* Begin Text block *
OUR HERITAGE
Today our government consists of many traitors, who in years past would have paid dearly for it, but today our Members of Parliament consistently lie to us the people of England. Let they not forget who we are, as so well described by Kipling below:Norman and Saxon (A.D. 1100)
"My son," said the Norman Baron, "I am dying, and you will be heir
To all the broad acres in England that William gave me for share
When he conquered the Saxon at Hastings, and a nice little handful it is.
But before you go over to rule it I want you to understand this:--
"The Saxon is not like us Normans. His manners are not so polite.
But he never means anything serious till he talks about justice right.
When he stands like an ox in the furrow--with his sullen set eyes on your own,
And grumbles, 'This isn't fair dealing,' my son, leave the Saxon alone.
"You can horsewhip your Gascony archers, or torture your Picardy spears;
But don't try that game on the Saxon; you'll have the whole brood round your ears.
* End Text block *
* Begin Entries *
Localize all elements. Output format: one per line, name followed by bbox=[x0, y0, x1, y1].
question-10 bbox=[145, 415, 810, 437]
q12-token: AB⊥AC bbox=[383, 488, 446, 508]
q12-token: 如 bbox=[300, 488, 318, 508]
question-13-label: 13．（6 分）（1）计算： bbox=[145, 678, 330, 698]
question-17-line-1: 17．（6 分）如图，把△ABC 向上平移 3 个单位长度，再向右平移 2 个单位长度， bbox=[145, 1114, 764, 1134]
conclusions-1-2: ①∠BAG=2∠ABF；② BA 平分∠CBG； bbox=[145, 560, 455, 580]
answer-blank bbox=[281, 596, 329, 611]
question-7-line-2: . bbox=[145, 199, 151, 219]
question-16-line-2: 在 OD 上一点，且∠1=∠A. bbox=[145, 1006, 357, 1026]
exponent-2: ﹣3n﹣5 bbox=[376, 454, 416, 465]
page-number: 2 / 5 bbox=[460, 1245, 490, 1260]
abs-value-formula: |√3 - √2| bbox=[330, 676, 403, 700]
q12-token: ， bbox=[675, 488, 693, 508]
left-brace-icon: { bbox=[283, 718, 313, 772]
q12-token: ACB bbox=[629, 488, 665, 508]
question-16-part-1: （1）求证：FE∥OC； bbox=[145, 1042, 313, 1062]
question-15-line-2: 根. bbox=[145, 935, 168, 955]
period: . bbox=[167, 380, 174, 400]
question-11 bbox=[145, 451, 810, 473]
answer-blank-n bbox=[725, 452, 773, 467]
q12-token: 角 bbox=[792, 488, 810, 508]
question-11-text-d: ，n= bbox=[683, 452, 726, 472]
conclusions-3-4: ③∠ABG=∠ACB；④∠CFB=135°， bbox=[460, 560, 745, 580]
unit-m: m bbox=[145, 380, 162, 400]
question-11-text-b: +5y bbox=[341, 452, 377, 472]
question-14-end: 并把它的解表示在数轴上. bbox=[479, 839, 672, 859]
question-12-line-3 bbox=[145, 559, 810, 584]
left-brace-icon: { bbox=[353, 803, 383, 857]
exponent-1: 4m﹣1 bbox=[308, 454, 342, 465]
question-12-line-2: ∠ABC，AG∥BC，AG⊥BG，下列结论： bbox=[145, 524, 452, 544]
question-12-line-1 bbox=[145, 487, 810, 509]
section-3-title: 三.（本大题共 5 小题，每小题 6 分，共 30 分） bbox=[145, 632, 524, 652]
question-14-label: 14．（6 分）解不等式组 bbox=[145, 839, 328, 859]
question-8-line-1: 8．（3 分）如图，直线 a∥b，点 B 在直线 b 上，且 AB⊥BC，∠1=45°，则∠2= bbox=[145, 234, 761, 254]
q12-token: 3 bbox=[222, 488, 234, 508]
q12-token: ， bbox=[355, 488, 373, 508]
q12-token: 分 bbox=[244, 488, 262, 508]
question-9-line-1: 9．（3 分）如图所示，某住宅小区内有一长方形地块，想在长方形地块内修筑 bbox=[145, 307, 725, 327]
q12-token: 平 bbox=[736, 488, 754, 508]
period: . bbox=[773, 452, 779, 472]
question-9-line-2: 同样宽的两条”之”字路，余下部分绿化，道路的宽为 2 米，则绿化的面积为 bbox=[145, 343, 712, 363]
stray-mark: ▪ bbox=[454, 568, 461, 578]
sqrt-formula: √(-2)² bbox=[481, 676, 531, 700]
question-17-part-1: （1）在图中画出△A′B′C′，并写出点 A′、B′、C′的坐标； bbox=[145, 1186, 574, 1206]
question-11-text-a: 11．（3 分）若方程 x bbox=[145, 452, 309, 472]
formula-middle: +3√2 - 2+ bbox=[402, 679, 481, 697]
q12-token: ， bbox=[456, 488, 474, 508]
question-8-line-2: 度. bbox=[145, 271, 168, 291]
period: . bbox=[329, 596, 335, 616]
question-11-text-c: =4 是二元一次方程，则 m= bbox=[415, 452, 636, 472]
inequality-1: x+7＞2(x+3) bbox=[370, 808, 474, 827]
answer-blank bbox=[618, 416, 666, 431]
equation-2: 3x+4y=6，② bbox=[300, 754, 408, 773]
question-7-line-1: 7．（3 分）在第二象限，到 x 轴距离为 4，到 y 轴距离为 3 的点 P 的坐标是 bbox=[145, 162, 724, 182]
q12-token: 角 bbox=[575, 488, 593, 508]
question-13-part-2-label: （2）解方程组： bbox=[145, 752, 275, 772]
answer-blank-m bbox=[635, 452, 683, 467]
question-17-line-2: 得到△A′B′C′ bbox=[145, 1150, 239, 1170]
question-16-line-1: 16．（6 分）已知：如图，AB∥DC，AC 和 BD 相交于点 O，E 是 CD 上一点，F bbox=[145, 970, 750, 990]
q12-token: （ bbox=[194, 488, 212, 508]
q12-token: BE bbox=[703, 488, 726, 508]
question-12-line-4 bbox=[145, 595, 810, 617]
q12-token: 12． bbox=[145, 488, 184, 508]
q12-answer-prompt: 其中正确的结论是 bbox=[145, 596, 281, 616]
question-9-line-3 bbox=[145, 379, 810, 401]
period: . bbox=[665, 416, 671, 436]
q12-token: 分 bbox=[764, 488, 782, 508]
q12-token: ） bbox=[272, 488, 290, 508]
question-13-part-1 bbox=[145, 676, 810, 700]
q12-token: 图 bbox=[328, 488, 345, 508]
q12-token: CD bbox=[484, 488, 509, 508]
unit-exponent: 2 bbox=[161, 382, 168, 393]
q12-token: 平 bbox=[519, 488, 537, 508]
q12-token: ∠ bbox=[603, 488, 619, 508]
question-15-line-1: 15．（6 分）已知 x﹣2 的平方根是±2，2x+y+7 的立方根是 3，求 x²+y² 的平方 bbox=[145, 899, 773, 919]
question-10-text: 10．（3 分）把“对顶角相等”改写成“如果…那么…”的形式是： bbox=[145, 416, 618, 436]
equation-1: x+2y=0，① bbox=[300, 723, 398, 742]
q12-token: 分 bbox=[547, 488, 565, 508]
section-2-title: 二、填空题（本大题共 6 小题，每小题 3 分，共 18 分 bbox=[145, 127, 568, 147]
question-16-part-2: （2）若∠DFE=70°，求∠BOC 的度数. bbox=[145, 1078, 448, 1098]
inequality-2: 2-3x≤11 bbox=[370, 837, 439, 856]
* End Entries *
### Goal
Return the full text on heritage, including its Kipling verses, word for word and without alteration.

### Correct answer
OUR HERITAGE
Today our government consists of many traitors, who in years past would have paid dearly for it, but today our Members of Parliament consistently lie to us the people of England. Let they not forget who we are, as so well described by Kipling below:Norman and Saxon (A.D. 1100)
"My son," said the Norman Baron, "I am dying, and you will be heir
To all the broad acres in England that William gave me for share
When he conquered the Saxon at Hastings, and a nice little handful it is.
But before you go over to rule it I want you to understand this:--
"The Saxon is not like us Normans. His manners are not so polite.
But he never means anything serious till he talks about justice right.
When he stands like an ox in the furrow--with his sullen set eyes on your own,
And grumbles, 'This isn't fair dealing,' my son, leave the Saxon alone.
"You can horsewhip your Gascony archers, or torture your Picardy spears;
But don't try that game on the Saxon; you'll have the whole brood round your ears.